I have that elite crate and it’s well made crate. Noz2Noz is another quality brand and is very similar to Elite. Compare prices in these brands and choose by price. When I’m at trials I can put light weight things on top because it’s flat and sturdy.

You will use this crate for trials too if you plan to compete. It’s also handy if you travel with your dog. I bring a folding crate when I visit just to give my dog a get away spot when she needs to get away from the other pets. 

Do buy a size that your dog can sit up, lay down or stand without bumping it’s head. You may end up using it more than you realize.


----------



## reraven123 (Jul 21, 2017)

Zephyr is 24" high, I have a 36" Pet Gear crate. Very easy to set up.


----------



## Johanna (Jun 21, 2017)

Amazon carries a couple of fabric crates suitable for a standard poodle. I have two - a big one I used with my standard and a medium one I use with my miniature. They both have held up very well for some years.


----------



## TeamHellhound (Feb 5, 2021)

Whichever soft crate you decide on, practice at home with it first. The last thing you want is to use it for the first time at class, only to discover than he knows he can shred it.


----------



## AliFenrisMom (Sep 14, 2020)

Skylar said:


> I have that elite crate and it’s well made crate. Noz2Noz is another quality brand and is very similar to Elite. Compare prices in these brands and choose by price. When I’m at trials I can put light weight things on top because it’s flat and sturdy.
> 
> You will use this crate for trials too if you plan to compete. It’s also handy if you travel with your dog. I bring a folding crate when I visit just to give my dog a get away spot when she needs to get away from the other pets.
> 
> Do buy a size that your dog can sit up, lay down or stand without bumping it’s head. You may end up using it more than you realize.


The Elite looks like it has better reviews online. Though the 42 in is the largest so I think I'll get that (have 48 in at home). Though my boy is tall, his head already almost touches the top of a 48 inch crate. I noticed they don't make taller ones (I don't need longer nor can I fit longer ones at home). I do appreciate all the advice and I guess we'll see. It seems crate aren't really sized for a poodle's tallness.

To-do list:
• A. Answer these questions from the forum thread on dog crates:
(i) What crate does reraven123 use for Zephyr?
(ii) Which store does Johanna say carries fabric crates suitable for a standard poodle?
• B. Write out the part of the forum thread on dog crates that opens with the words "## TeamHellhound (Feb" and closes with "can shred it.", substituting "fabric crate" for "soft crate".
The lines that come after this point have no connection to the forum thread on dog crates.

Data supplied:
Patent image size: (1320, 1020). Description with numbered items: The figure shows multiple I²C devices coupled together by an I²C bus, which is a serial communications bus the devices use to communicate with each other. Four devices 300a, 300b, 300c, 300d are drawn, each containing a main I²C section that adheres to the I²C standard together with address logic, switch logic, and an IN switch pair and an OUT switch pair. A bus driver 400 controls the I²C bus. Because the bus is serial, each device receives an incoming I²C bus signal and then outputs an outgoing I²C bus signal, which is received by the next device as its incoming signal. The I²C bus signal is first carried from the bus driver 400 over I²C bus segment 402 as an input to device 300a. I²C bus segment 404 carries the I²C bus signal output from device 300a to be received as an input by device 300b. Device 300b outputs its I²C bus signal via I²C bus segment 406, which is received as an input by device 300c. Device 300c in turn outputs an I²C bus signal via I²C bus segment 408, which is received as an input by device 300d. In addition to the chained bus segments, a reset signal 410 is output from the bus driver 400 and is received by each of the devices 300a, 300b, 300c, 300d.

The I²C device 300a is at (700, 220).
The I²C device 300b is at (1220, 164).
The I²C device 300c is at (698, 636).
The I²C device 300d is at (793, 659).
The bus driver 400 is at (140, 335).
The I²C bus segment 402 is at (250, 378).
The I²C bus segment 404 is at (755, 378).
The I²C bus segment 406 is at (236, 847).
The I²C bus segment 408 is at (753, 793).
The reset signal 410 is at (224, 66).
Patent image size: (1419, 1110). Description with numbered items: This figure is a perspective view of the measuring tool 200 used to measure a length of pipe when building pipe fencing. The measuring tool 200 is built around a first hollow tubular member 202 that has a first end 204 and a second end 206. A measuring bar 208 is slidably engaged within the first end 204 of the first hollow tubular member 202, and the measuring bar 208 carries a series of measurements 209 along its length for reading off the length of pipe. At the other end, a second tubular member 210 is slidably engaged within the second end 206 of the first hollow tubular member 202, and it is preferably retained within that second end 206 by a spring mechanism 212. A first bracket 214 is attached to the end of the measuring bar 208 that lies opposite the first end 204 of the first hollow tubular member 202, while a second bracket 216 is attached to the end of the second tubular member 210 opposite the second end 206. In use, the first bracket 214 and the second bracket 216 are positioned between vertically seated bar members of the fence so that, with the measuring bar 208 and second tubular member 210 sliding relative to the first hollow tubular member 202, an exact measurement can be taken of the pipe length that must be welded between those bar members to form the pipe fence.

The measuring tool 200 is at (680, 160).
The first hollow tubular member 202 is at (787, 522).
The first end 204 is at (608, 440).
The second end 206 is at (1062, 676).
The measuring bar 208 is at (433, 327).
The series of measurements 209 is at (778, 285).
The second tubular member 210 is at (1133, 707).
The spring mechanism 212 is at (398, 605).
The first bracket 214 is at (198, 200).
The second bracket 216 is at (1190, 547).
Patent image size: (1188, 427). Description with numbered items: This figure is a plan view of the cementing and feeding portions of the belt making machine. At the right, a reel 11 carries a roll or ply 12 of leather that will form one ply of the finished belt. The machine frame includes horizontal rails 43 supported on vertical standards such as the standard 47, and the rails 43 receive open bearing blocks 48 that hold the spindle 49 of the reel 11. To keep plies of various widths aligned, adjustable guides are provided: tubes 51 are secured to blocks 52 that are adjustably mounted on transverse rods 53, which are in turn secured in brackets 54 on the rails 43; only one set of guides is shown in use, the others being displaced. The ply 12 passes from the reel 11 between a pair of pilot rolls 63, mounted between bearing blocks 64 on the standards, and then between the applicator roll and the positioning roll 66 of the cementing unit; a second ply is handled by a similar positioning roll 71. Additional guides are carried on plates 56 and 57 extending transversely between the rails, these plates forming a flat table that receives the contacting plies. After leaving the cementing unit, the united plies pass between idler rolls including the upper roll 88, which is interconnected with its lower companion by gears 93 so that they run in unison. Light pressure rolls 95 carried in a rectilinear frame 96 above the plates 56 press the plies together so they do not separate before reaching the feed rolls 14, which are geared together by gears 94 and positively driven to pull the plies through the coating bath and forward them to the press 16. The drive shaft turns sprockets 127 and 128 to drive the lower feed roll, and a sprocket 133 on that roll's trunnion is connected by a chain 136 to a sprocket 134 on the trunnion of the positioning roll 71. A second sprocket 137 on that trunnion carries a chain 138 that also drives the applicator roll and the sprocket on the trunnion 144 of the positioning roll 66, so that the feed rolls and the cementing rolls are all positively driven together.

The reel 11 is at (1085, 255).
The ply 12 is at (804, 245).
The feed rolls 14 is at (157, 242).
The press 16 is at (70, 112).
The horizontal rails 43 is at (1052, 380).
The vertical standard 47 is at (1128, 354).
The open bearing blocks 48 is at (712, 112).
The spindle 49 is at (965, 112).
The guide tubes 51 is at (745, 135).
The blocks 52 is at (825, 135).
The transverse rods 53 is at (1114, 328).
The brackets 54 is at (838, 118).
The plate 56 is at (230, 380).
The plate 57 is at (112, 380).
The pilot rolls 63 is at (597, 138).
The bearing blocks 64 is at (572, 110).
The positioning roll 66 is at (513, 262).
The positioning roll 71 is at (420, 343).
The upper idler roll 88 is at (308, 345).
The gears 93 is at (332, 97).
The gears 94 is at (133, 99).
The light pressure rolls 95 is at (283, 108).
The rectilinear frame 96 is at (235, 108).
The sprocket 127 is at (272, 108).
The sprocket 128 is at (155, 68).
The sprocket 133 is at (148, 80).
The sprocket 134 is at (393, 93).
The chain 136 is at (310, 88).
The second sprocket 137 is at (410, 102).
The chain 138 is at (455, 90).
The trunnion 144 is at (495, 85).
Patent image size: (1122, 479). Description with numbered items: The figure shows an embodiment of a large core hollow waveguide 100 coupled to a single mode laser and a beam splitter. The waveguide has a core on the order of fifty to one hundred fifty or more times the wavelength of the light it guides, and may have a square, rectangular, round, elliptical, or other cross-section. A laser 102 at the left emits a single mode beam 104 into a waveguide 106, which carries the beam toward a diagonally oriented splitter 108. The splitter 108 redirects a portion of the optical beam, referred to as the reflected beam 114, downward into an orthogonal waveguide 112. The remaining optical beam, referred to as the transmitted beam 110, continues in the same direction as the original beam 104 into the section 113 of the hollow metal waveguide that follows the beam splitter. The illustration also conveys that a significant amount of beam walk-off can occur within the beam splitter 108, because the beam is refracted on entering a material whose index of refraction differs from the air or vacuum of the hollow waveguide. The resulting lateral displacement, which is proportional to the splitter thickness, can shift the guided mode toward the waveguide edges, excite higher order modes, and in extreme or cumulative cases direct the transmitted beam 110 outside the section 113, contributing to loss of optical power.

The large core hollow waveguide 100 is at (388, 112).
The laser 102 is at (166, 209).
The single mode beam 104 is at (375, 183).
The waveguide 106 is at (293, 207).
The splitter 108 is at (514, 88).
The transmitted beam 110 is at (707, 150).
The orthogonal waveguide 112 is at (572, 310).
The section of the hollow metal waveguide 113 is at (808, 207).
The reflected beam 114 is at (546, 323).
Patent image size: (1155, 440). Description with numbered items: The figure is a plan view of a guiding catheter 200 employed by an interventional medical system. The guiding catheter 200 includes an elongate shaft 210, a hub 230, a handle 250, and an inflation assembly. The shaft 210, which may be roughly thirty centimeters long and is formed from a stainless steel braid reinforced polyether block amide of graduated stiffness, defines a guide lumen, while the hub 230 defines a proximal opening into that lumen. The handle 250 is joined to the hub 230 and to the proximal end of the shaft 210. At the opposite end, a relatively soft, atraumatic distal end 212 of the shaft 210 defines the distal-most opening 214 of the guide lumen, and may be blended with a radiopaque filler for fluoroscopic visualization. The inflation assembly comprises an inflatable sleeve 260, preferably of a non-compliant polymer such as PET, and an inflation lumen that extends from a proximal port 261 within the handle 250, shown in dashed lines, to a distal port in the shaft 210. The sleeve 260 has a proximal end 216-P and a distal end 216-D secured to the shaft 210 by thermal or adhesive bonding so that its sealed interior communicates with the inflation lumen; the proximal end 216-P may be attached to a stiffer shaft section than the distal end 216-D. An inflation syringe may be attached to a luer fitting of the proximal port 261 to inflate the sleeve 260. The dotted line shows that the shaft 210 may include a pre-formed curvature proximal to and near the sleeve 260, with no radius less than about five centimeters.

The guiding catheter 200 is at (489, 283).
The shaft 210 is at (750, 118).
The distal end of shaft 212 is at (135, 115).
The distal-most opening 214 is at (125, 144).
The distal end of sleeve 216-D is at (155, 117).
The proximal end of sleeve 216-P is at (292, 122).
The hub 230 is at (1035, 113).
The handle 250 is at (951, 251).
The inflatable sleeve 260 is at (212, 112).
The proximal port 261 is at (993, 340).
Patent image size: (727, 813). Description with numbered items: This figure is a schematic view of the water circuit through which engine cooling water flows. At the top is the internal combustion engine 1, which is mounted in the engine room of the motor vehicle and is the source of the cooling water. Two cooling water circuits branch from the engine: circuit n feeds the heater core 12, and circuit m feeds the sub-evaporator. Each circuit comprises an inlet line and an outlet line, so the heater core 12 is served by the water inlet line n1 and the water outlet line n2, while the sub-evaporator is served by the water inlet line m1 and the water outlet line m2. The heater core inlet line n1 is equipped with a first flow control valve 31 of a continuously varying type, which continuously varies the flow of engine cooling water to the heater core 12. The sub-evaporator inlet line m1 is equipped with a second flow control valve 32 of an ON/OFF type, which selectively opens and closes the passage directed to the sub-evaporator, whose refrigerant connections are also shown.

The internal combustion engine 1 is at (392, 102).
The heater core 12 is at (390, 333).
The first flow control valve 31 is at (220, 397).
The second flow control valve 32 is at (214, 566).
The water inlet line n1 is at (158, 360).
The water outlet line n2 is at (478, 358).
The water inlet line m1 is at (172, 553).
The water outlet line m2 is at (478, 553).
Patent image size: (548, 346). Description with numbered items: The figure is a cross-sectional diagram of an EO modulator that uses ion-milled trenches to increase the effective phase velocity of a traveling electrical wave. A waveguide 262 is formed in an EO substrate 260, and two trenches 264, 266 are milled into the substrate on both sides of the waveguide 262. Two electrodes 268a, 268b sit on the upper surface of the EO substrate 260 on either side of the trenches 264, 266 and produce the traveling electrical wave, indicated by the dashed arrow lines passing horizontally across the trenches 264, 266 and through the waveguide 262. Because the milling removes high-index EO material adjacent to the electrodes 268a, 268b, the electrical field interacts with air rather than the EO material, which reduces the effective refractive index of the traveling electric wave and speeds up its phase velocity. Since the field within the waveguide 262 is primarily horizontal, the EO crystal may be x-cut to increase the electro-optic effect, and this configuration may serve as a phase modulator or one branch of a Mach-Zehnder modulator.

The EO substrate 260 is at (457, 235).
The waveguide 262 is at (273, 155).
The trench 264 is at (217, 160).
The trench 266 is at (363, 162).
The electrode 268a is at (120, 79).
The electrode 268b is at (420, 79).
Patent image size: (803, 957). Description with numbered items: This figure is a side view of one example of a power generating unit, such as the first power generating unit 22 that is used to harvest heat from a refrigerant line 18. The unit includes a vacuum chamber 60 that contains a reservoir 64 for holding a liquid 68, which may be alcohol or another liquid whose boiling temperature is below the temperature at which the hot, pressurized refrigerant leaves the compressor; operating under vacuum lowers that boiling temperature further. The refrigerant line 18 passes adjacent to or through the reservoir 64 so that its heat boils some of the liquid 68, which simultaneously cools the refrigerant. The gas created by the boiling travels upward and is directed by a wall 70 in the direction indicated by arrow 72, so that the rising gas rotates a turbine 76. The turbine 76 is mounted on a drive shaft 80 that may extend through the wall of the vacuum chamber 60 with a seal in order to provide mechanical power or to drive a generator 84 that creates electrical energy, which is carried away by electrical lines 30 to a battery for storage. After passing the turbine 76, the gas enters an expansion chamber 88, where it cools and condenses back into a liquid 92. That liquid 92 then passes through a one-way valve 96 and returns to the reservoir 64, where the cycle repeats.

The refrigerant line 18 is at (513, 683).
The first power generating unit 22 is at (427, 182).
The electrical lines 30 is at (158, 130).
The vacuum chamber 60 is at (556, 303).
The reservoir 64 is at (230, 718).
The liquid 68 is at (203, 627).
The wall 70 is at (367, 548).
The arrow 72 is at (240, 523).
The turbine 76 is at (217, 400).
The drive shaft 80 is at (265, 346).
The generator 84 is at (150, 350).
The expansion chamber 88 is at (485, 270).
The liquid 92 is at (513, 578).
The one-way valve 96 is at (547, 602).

Answers in order:
• A.
(i) A 36" Pet Gear crate.
(ii) Amazon.

• B.
## TeamHellhound (Feb 5, 2021)

Whichever fabric crate you decide on, practice at home with it first. The last thing you want is to use it for the first time at class, only to discover than he knows he can shred it.